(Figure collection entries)

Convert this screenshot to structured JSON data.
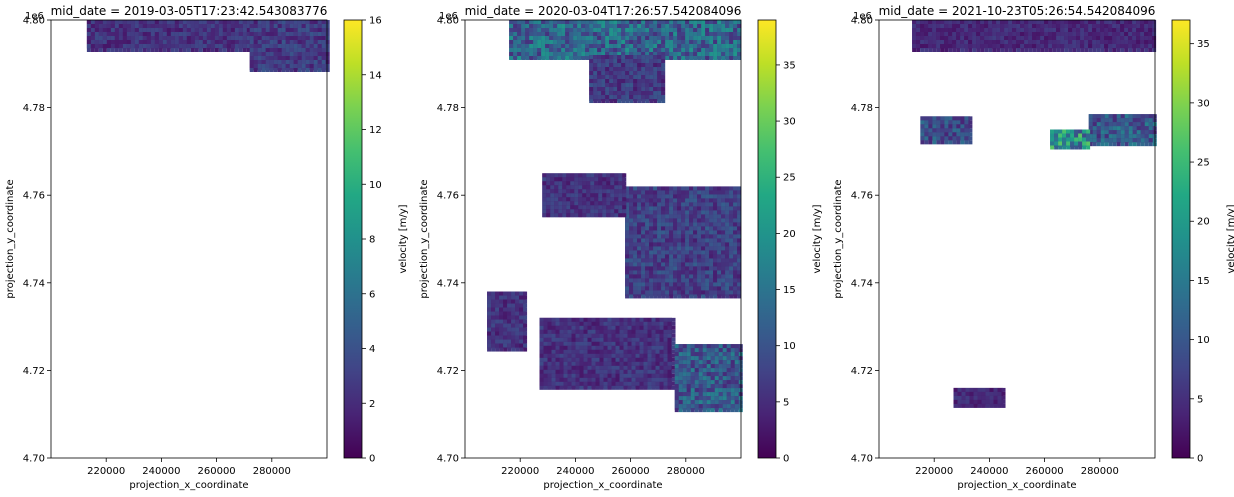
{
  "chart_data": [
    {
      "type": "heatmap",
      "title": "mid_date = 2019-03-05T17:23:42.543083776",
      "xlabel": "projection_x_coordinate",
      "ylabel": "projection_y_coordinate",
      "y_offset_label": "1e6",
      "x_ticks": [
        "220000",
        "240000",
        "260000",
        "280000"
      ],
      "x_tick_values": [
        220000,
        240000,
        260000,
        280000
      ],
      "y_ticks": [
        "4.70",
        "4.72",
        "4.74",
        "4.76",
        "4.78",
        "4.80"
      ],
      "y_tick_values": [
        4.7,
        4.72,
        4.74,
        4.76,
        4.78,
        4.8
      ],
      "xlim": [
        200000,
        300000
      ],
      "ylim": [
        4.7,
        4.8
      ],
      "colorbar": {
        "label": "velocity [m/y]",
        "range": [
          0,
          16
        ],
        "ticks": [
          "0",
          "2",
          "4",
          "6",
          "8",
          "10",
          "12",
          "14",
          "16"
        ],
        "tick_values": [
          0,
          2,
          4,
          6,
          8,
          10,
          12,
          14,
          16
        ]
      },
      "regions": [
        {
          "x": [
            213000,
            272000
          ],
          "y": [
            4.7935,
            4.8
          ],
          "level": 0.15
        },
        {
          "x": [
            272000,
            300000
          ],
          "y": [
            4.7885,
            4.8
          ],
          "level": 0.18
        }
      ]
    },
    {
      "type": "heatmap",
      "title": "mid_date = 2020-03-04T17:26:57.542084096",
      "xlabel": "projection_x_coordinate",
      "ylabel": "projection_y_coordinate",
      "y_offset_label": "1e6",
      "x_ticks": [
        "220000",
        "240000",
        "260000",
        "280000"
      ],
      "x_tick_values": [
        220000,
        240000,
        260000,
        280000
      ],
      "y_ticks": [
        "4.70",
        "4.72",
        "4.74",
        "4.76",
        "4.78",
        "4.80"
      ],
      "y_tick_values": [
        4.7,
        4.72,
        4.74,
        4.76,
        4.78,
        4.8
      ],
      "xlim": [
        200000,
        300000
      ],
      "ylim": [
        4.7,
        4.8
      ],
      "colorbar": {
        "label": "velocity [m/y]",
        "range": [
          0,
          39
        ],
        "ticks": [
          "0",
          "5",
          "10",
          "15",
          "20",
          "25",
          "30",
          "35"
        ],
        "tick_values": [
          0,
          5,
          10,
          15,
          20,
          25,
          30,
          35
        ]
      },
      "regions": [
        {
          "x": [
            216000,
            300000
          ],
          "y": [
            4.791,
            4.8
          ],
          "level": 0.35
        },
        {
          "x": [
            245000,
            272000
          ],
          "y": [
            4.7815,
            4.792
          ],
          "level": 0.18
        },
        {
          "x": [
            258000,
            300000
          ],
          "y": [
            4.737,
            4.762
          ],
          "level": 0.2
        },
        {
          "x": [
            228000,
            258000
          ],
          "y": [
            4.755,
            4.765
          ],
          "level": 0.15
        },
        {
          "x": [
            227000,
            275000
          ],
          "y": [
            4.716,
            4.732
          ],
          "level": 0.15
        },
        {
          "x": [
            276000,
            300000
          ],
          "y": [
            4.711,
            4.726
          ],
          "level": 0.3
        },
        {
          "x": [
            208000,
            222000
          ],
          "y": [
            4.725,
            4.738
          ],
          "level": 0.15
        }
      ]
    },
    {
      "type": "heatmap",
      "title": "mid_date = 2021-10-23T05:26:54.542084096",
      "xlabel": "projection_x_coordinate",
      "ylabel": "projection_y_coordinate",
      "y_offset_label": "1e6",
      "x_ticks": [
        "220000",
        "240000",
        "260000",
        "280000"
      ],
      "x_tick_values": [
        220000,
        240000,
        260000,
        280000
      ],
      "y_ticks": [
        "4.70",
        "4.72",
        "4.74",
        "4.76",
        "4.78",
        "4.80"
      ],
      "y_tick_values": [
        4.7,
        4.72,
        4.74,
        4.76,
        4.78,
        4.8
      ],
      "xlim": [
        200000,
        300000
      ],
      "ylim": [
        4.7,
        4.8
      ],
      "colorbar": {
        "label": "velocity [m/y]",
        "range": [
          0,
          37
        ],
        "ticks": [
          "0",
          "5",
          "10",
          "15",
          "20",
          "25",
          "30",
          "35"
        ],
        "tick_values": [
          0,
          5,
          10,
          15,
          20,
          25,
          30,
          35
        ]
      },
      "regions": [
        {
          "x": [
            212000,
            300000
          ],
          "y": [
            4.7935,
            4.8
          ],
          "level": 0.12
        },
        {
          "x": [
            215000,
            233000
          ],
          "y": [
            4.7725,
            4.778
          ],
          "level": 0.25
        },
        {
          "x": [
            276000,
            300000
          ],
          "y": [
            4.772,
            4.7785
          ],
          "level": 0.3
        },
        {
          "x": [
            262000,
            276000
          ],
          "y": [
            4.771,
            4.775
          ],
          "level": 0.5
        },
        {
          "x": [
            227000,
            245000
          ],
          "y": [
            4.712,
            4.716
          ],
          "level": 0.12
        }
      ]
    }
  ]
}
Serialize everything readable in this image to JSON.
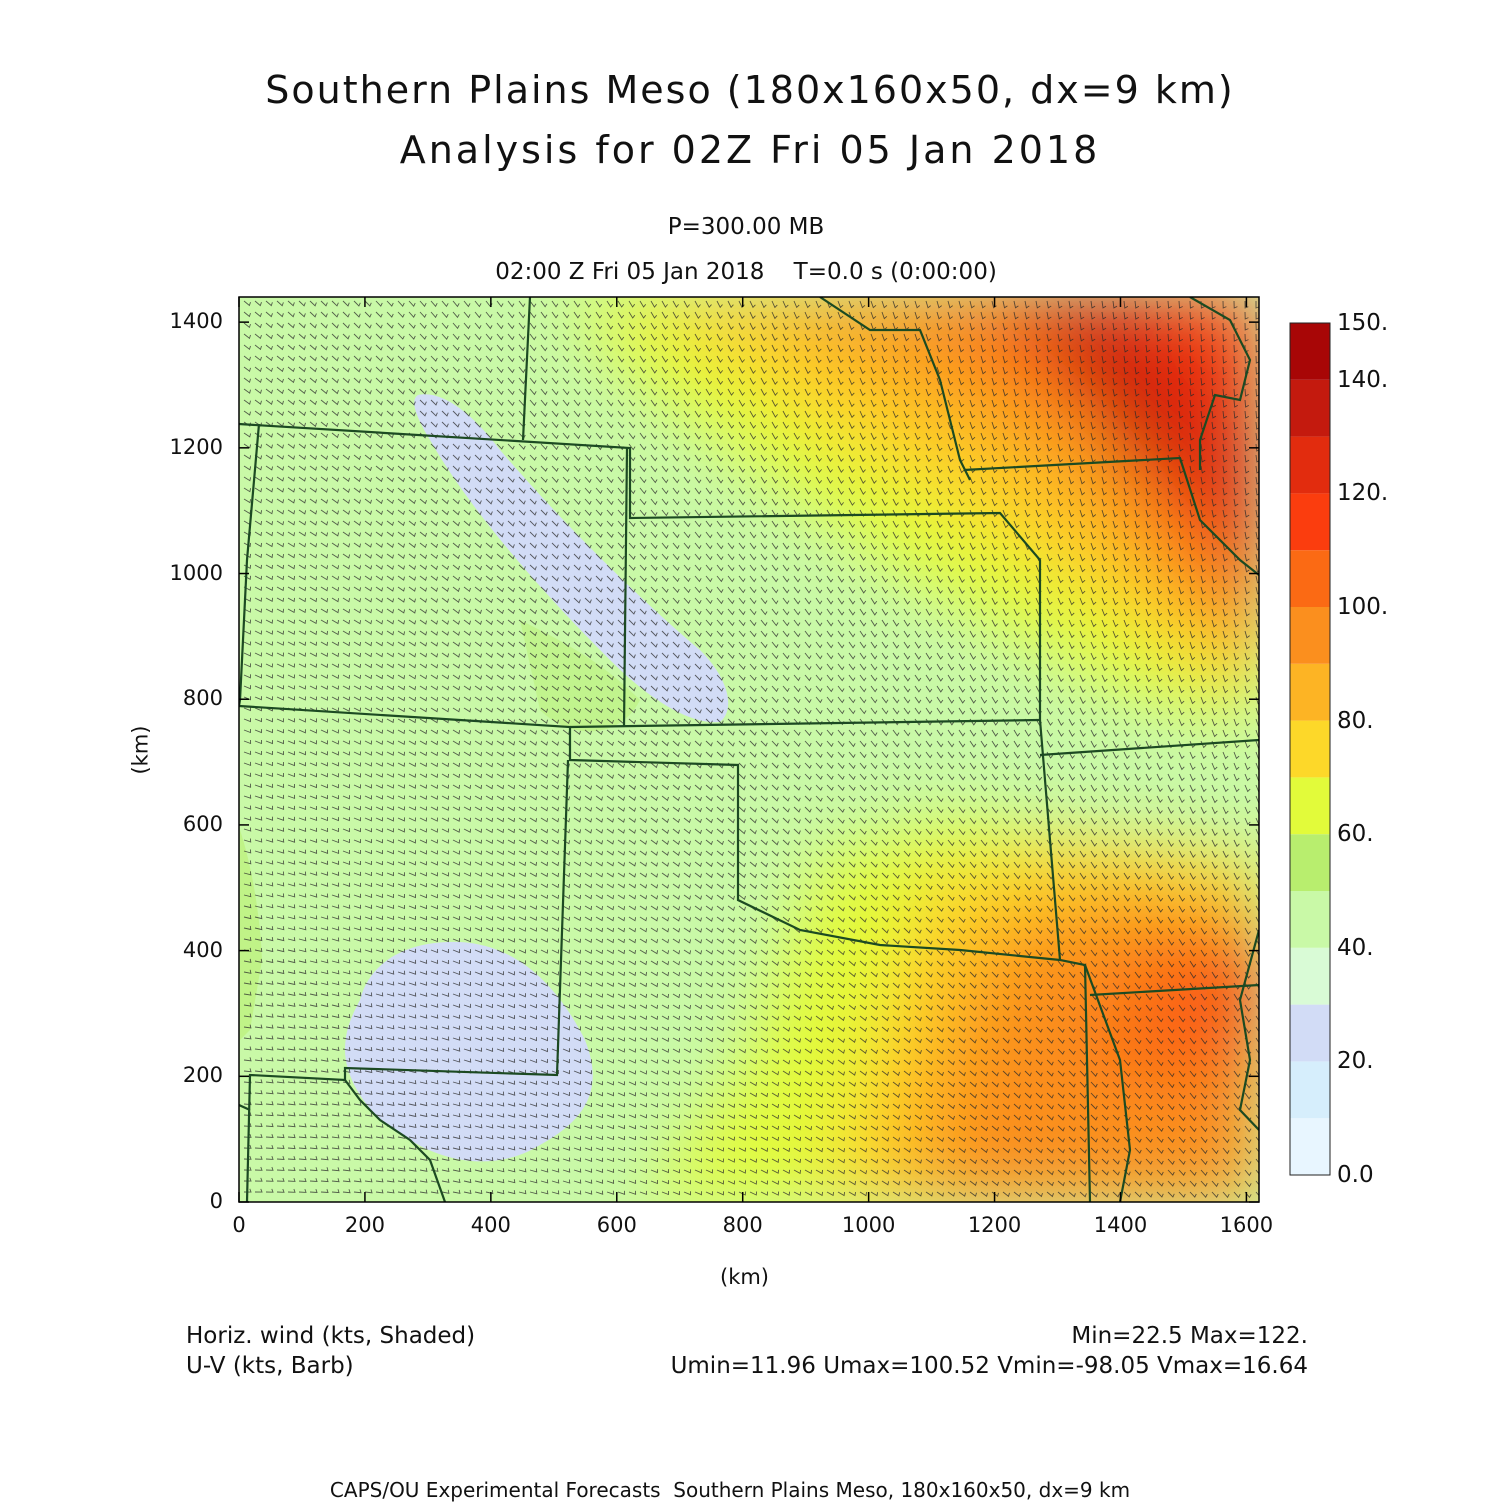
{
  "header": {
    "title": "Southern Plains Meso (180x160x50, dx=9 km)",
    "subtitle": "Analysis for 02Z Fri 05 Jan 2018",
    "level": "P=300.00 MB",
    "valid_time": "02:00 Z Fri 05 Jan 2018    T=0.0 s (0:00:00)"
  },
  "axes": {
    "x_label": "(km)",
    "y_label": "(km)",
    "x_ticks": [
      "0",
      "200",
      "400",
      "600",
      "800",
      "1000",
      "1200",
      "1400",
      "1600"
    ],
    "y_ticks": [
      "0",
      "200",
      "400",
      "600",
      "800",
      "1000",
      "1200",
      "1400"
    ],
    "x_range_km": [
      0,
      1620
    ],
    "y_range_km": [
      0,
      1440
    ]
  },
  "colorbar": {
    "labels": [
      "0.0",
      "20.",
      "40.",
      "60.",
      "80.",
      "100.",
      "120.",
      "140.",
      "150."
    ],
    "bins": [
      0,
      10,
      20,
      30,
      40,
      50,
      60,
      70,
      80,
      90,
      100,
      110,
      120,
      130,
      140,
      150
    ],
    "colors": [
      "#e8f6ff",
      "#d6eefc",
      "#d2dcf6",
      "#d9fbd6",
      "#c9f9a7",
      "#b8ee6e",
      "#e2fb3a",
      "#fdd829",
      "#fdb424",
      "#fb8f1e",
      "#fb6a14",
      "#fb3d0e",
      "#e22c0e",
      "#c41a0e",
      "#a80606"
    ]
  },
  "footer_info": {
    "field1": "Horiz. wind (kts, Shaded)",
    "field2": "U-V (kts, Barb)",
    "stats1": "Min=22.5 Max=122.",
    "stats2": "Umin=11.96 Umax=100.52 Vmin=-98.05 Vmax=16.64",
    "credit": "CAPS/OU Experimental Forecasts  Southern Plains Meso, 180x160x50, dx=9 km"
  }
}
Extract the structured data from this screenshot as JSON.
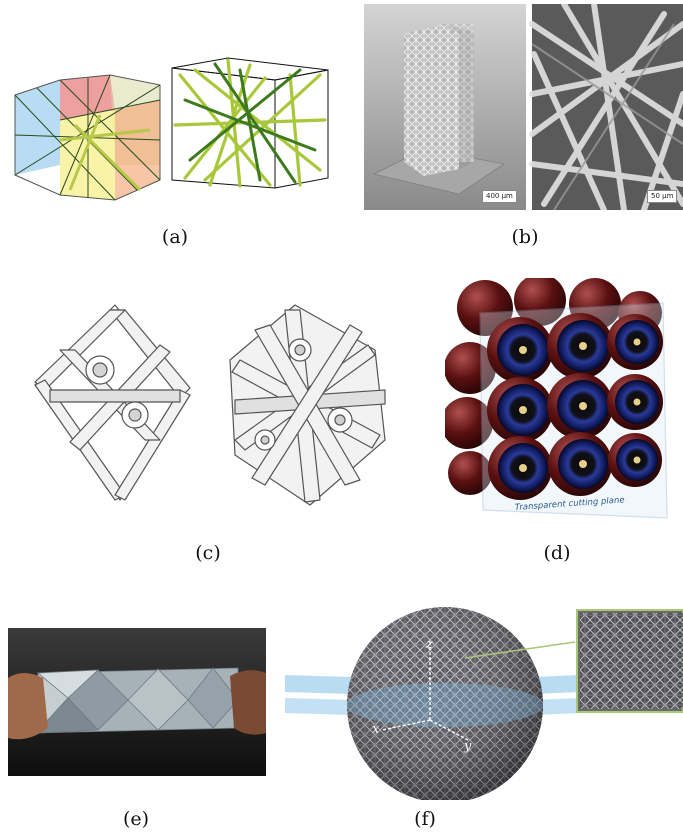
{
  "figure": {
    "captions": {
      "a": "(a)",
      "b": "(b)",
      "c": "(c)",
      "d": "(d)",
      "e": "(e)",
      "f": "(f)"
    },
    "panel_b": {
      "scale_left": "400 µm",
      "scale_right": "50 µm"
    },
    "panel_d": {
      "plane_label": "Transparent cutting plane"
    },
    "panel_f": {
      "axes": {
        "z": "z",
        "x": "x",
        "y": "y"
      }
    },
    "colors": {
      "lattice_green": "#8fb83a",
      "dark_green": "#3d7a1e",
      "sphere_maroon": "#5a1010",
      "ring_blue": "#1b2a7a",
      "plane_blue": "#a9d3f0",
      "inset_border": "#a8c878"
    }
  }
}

*Task description:*
Give the data above again in full and unchanged, skipping the pictures.

*Written solution:*
Convert this screenshot to structured JSON data.
{
  "chart_data": [
    {
      "type": "heatmap",
      "title": "mid_date = 2019-03-05T17:23:42.543083776",
      "xlabel": "projection_x_coordinate",
      "ylabel": "projection_y_coordinate",
      "y_offset_label": "1e6",
      "x_ticks": [
        "220000",
        "240000",
        "260000",
        "280000"
      ],
      "x_tick_values": [
        220000,
        240000,
        260000,
        280000
      ],
      "y_ticks": [
        "4.70",
        "4.72",
        "4.74",
        "4.76",
        "4.78",
        "4.80"
      ],
      "y_tick_values": [
        4.7,
        4.72,
        4.74,
        4.76,
        4.78,
        4.8
      ],
      "xlim": [
        200000,
        300000
      ],
      "ylim": [
        4.7,
        4.8
      ],
      "colorbar": {
        "label": "velocity [m/y]",
        "range": [
          0,
          16
        ],
        "ticks": [
          "0",
          "2",
          "4",
          "6",
          "8",
          "10",
          "12",
          "14",
          "16"
        ],
        "tick_values": [
          0,
          2,
          4,
          6,
          8,
          10,
          12,
          14,
          16
        ]
      },
      "regions": [
        {
          "x": [
            213000,
            272000
          ],
          "y": [
            4.7935,
            4.8
          ],
          "level": 0.15
        },
        {
          "x": [
            272000,
            300000
          ],
          "y": [
            4.7885,
            4.8
          ],
          "level": 0.18
        }
      ]
    },
    {
      "type": "heatmap",
      "title": "mid_date = 2020-03-04T17:26:57.542084096",
      "xlabel": "projection_x_coordinate",
      "ylabel": "projection_y_coordinate",
      "y_offset_label": "1e6",
      "x_ticks": [
        "220000",
        "240000",
        "260000",
        "280000"
      ],
      "x_tick_values": [
        220000,
        240000,
        260000,
        280000
      ],
      "y_ticks": [
        "4.70",
        "4.72",
        "4.74",
        "4.76",
        "4.78",
        "4.80"
      ],
      "y_tick_values": [
        4.7,
        4.72,
        4.74,
        4.76,
        4.78,
        4.8
      ],
      "xlim": [
        200000,
        300000
      ],
      "ylim": [
        4.7,
        4.8
      ],
      "colorbar": {
        "label": "velocity [m/y]",
        "range": [
          0,
          39
        ],
        "ticks": [
          "0",
          "5",
          "10",
          "15",
          "20",
          "25",
          "30",
          "35"
        ],
        "tick_values": [
          0,
          5,
          10,
          15,
          20,
          25,
          30,
          35
        ]
      },
      "regions": [
        {
          "x": [
            216000,
            300000
          ],
          "y": [
            4.791,
            4.8
          ],
          "level": 0.35
        },
        {
          "x": [
            245000,
            272000
          ],
          "y": [
            4.7815,
            4.792
          ],
          "level": 0.18
        },
        {
          "x": [
            258000,
            300000
          ],
          "y": [
            4.737,
            4.762
          ],
          "level": 0.2
        },
        {
          "x": [
            228000,
            258000
          ],
          "y": [
            4.755,
            4.765
          ],
          "level": 0.15
        },
        {
          "x": [
            227000,
            275000
          ],
          "y": [
            4.716,
            4.732
          ],
          "level": 0.15
        },
        {
          "x": [
            276000,
            300000
          ],
          "y": [
            4.711,
            4.726
          ],
          "level": 0.3
        },
        {
          "x": [
            208000,
            222000
          ],
          "y": [
            4.725,
            4.738
          ],
          "level": 0.15
        }
      ]
    },
    {
      "type": "heatmap",
      "title": "mid_date = 2021-10-23T05:26:54.542084096",
      "xlabel": "projection_x_coordinate",
      "ylabel": "projection_y_coordinate",
      "y_offset_label": "1e6",
      "x_ticks": [
        "220000",
        "240000",
        "260000",
        "280000"
      ],
      "x_tick_values": [
        220000,
        240000,
        260000,
        280000
      ],
      "y_ticks": [
        "4.70",
        "4.72",
        "4.74",
        "4.76",
        "4.78",
        "4.80"
      ],
      "y_tick_values": [
        4.7,
        4.72,
        4.74,
        4.76,
        4.78,
        4.8
      ],
      "xlim": [
        200000,
        300000
      ],
      "ylim": [
        4.7,
        4.8
      ],
      "colorbar": {
        "label": "velocity [m/y]",
        "range": [
          0,
          37
        ],
        "ticks": [
          "0",
          "5",
          "10",
          "15",
          "20",
          "25",
          "30",
          "35"
        ],
        "tick_values": [
          0,
          5,
          10,
          15,
          20,
          25,
          30,
          35
        ]
      },
      "regions": [
        {
          "x": [
            212000,
            300000
          ],
          "y": [
            4.7935,
            4.8
          ],
          "level": 0.12
        },
        {
          "x": [
            215000,
            233000
          ],
          "y": [
            4.7725,
            4.778
          ],
          "level": 0.25
        },
        {
          "x": [
            276000,
            300000
          ],
          "y": [
            4.772,
            4.7785
          ],
          "level": 0.3
        },
        {
          "x": [
            262000,
            276000
          ],
          "y": [
            4.771,
            4.775
          ],
          "level": 0.5
        },
        {
          "x": [
            227000,
            245000
          ],
          "y": [
            4.712,
            4.716
          ],
          "level": 0.12
        }
      ]
    }
  ]
}
Serialize everything readable in this image to JSON.
{
  "header": {
    "title": "Southern Plains Meso (180x160x50, dx=9 km)",
    "subtitle": "Analysis for 02Z Fri 05 Jan 2018",
    "level": "P=300.00 MB",
    "valid_time": "02:00 Z Fri 05 Jan 2018    T=0.0 s (0:00:00)"
  },
  "axes": {
    "x_label": "(km)",
    "y_label": "(km)",
    "x_ticks": [
      "0",
      "200",
      "400",
      "600",
      "800",
      "1000",
      "1200",
      "1400",
      "1600"
    ],
    "y_ticks": [
      "0",
      "200",
      "400",
      "600",
      "800",
      "1000",
      "1200",
      "1400"
    ],
    "x_range_km": [
      0,
      1620
    ],
    "y_range_km": [
      0,
      1440
    ]
  },
  "colorbar": {
    "labels": [
      "0.0",
      "20.",
      "40.",
      "60.",
      "80.",
      "100.",
      "120.",
      "140.",
      "150."
    ],
    "bins": [
      0,
      10,
      20,
      30,
      40,
      50,
      60,
      70,
      80,
      90,
      100,
      110,
      120,
      130,
      140,
      150
    ],
    "colors": [
      "#e8f6ff",
      "#d6eefc",
      "#d2dcf6",
      "#d9fbd6",
      "#c9f9a7",
      "#b8ee6e",
      "#e2fb3a",
      "#fdd829",
      "#fdb424",
      "#fb8f1e",
      "#fb6a14",
      "#fb3d0e",
      "#e22c0e",
      "#c41a0e",
      "#a80606"
    ]
  },
  "footer_info": {
    "field1": "Horiz. wind (kts, Shaded)",
    "field2": "U-V (kts, Barb)",
    "stats1": "Min=22.5 Max=122.",
    "stats2": "Umin=11.96 Umax=100.52 Vmin=-98.05 Vmax=16.64",
    "credit": "CAPS/OU Experimental Forecasts  Southern Plains Meso, 180x160x50, dx=9 km"
  }
}
Extract the structured data from this screenshot as JSON.
{
  "figure": {
    "captions": {
      "a": "(a)",
      "b": "(b)",
      "c": "(c)",
      "d": "(d)",
      "e": "(e)",
      "f": "(f)"
    },
    "panel_b": {
      "scale_left": "400 µm",
      "scale_right": "50 µm"
    },
    "panel_d": {
      "plane_label": "Transparent cutting plane"
    },
    "panel_f": {
      "axes": {
        "z": "z",
        "x": "x",
        "y": "y"
      }
    },
    "colors": {
      "lattice_green": "#8fb83a",
      "dark_green": "#3d7a1e",
      "sphere_maroon": "#5a1010",
      "ring_blue": "#1b2a7a",
      "plane_blue": "#a9d3f0",
      "inset_border": "#a8c878"
    }
  }
}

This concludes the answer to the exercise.